- [What to produce]: In the data that follows, count the lines in which the word "πρόθ" occurs, and report that figure alone.

Rows from a dataset:

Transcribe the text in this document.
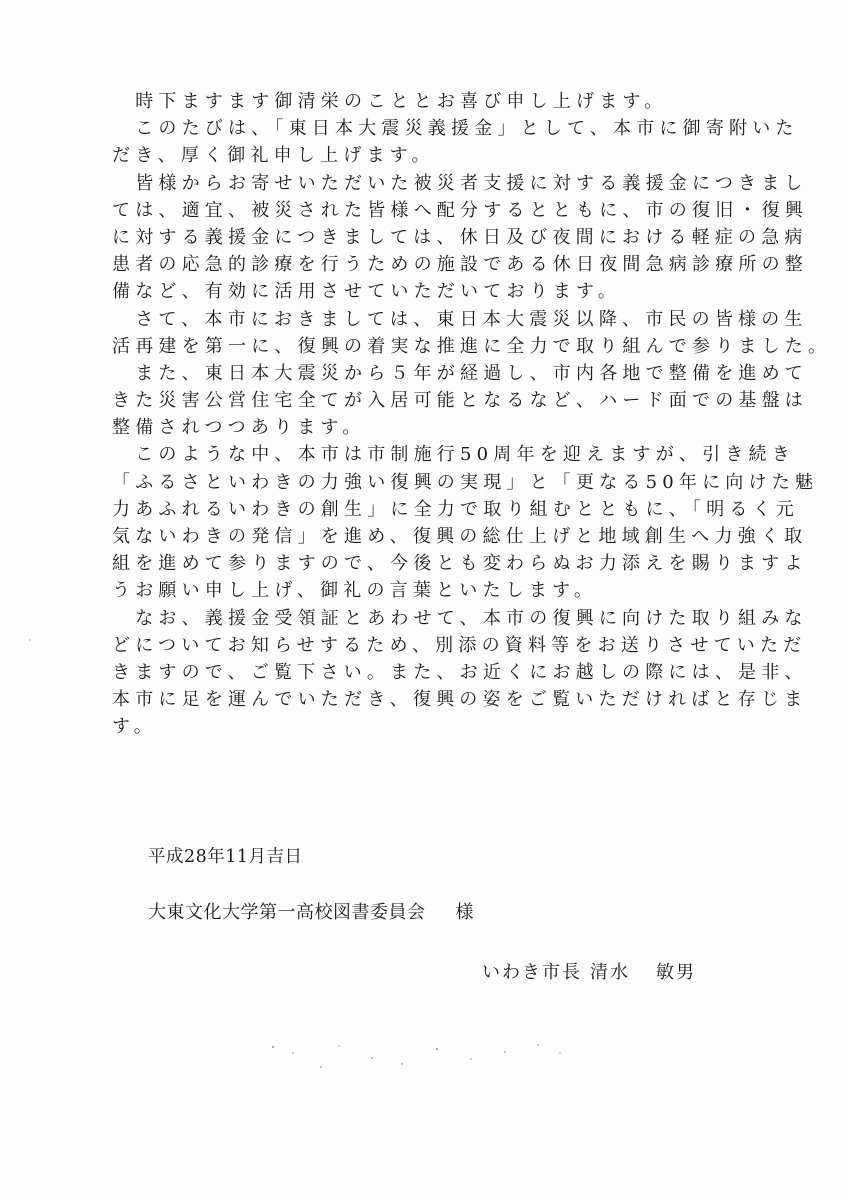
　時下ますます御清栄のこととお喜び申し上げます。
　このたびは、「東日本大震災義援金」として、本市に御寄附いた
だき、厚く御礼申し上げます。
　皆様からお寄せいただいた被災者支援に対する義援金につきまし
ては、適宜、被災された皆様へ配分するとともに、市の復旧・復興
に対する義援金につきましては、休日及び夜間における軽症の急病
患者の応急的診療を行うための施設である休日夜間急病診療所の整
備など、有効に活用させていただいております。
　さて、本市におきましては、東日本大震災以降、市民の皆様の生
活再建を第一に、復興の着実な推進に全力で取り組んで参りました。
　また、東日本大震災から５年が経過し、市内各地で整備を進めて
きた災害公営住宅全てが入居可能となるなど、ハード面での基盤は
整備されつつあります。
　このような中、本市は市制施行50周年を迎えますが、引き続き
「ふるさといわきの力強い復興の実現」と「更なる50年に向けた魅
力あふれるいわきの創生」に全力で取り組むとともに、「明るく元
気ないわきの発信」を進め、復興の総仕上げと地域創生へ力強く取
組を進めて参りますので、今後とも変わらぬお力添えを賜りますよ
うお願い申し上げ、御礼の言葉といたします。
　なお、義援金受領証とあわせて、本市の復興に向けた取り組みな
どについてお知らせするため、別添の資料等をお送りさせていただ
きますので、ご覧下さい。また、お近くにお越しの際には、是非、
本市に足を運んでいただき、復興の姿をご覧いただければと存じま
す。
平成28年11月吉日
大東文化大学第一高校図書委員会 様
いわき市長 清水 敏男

...

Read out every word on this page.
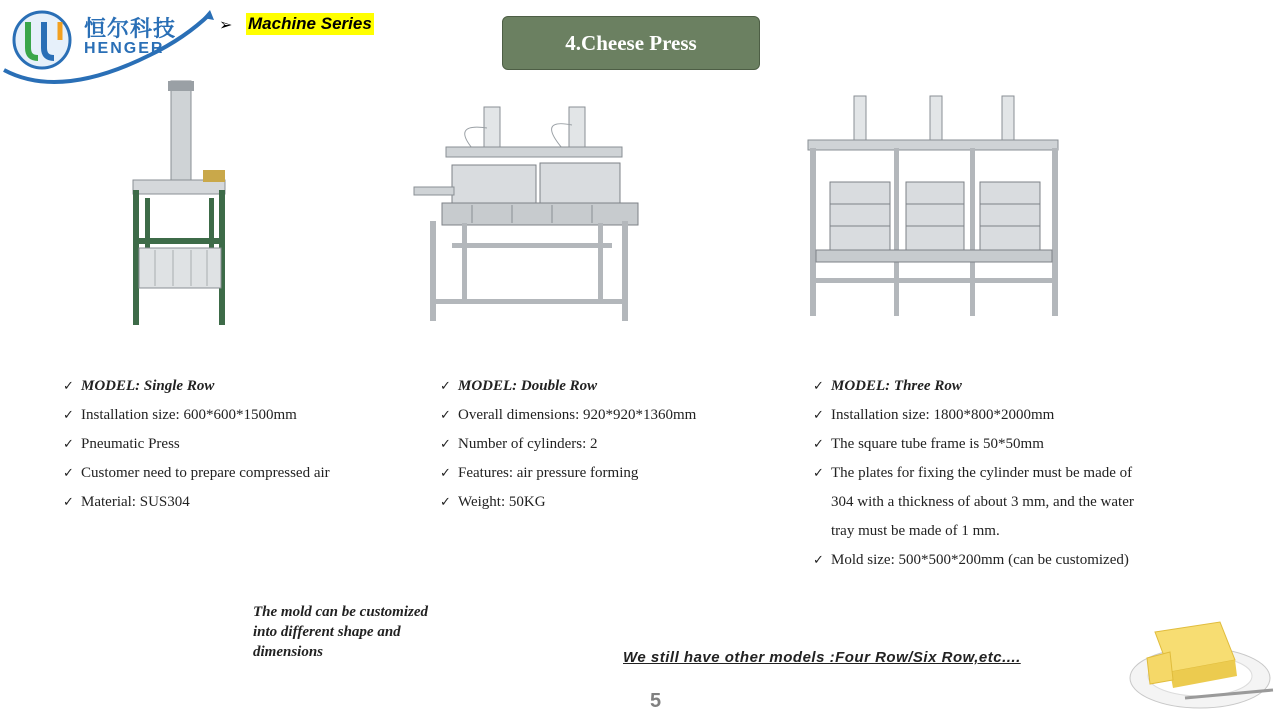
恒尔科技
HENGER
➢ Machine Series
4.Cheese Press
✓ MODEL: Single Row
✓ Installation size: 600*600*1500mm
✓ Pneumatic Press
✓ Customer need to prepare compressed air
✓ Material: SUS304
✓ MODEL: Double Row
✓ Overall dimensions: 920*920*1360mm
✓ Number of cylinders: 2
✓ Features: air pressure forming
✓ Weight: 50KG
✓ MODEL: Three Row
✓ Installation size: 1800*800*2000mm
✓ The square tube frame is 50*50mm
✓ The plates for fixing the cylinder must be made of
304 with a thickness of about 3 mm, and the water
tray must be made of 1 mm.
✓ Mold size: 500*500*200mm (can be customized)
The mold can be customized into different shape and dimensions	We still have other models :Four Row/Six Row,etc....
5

==

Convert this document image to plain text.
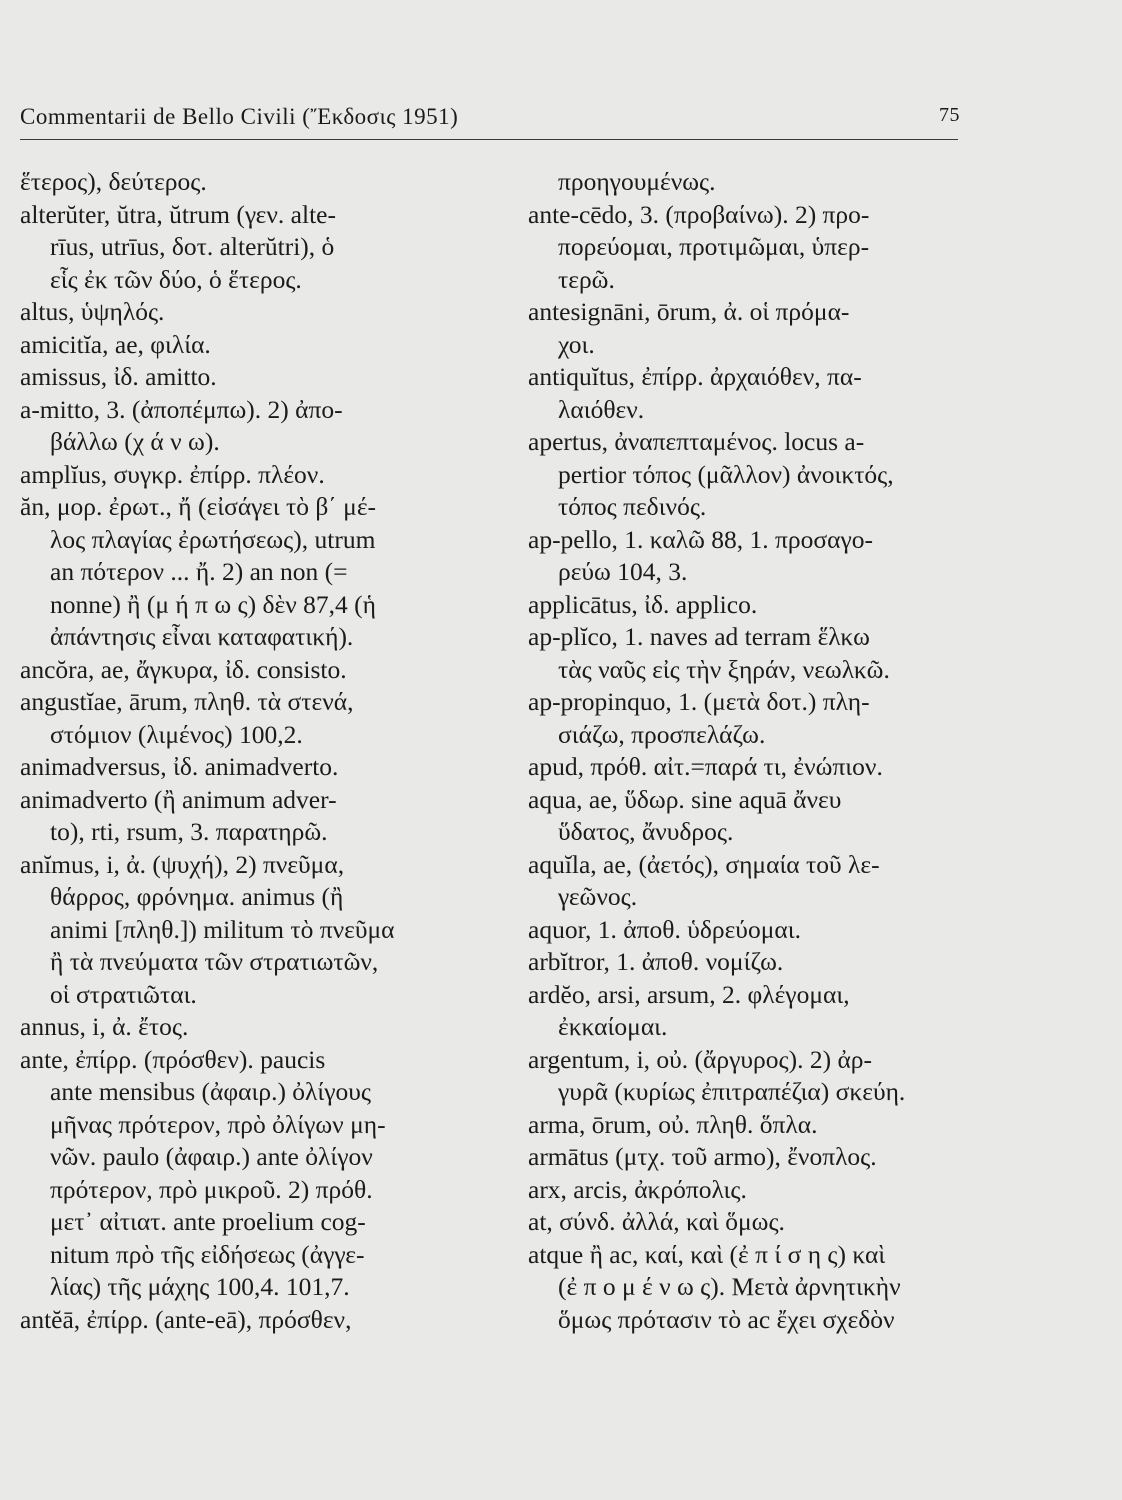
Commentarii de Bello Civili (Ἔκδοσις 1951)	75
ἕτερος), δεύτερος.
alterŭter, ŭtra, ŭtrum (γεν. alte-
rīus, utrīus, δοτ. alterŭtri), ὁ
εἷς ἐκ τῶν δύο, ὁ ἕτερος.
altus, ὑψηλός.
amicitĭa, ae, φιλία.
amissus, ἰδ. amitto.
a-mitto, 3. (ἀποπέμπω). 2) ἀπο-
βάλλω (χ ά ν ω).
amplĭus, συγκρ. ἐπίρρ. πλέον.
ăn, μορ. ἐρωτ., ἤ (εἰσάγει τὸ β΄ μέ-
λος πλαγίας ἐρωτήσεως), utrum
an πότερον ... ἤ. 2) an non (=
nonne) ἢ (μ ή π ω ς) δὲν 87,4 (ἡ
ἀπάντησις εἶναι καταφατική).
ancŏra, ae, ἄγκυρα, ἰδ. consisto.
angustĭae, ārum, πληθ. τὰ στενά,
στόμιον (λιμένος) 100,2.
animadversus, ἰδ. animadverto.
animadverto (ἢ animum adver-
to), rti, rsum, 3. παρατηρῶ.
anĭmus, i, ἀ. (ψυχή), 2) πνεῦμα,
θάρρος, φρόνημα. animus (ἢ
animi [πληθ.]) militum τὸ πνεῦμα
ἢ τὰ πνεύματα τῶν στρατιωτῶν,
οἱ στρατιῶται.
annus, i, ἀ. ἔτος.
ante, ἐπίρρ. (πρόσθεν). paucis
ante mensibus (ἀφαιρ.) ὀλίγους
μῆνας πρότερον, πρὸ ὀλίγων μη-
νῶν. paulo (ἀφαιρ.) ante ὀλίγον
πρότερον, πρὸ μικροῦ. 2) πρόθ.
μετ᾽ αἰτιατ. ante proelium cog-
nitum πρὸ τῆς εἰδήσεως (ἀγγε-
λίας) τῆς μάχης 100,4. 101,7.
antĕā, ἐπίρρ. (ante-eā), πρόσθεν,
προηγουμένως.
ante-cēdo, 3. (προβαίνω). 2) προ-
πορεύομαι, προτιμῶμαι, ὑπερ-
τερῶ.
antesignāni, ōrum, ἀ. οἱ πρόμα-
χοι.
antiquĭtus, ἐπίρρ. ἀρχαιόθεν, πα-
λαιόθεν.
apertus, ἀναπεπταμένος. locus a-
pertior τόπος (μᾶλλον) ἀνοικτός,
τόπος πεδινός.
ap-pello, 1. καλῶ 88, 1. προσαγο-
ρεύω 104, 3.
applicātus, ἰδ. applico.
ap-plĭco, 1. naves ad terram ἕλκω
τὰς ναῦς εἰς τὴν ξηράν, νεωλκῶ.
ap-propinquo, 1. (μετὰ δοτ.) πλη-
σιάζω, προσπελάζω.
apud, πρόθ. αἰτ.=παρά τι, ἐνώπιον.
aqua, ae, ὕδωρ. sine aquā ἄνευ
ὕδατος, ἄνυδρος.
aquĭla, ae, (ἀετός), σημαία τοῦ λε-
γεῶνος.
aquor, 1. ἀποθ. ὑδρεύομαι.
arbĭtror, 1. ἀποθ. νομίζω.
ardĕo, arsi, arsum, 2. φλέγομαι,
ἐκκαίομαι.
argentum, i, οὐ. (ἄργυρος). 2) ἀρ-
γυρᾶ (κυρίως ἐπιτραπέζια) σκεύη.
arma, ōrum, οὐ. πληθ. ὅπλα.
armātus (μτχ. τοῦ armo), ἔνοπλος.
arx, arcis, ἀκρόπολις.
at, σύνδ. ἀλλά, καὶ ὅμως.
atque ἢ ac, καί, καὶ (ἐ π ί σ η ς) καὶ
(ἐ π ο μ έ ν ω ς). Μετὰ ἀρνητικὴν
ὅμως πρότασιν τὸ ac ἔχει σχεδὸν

- [Output for this task]: 2